→ Data provided:

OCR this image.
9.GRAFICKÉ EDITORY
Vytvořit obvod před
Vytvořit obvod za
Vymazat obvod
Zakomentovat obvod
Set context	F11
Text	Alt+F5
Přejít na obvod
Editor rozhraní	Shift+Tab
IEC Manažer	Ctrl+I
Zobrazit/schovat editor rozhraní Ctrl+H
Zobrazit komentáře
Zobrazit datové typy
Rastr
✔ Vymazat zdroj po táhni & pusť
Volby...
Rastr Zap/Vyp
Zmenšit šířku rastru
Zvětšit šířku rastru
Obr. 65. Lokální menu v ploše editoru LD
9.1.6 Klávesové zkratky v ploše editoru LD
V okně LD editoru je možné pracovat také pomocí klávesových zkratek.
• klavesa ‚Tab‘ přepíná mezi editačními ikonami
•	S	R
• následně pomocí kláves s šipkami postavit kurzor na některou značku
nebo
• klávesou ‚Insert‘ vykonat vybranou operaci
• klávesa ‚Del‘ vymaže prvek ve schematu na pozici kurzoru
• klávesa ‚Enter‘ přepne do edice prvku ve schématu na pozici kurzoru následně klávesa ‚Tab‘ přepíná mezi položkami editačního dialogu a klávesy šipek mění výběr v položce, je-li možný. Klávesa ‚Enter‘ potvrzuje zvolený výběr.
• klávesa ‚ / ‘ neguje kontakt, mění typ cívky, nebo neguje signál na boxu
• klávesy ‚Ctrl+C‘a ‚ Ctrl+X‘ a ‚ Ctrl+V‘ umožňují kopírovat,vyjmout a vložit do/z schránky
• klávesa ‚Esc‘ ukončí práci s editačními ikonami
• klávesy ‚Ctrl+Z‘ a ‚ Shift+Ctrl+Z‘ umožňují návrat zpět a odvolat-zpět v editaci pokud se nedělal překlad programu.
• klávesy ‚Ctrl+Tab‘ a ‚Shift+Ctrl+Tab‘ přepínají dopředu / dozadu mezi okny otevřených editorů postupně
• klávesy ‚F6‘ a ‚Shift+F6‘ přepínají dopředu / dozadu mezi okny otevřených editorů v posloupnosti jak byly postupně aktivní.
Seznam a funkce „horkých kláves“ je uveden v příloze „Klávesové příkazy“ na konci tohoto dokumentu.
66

→ Requirements:
Pick out each line that holds the string "klávesa".

→ Final answer:
• klávesa ‚Del‘ vymaže prvek ve schematu na pozici kurzoru
• klávesa ‚Enter‘ přepne do edice prvku ve schématu na pozici kurzoru následně klávesa ‚Tab‘ přepíná mezi položkami editačního dialogu a klávesy šipek mění výběr v položce, je-li možný. Klávesa ‚Enter‘ potvrzuje zvolený výběr.
• klávesa ‚ / ‘ neguje kontakt, mění typ cívky, nebo neguje signál na boxu
• klávesa ‚Esc‘ ukončí práci s editačními ikonami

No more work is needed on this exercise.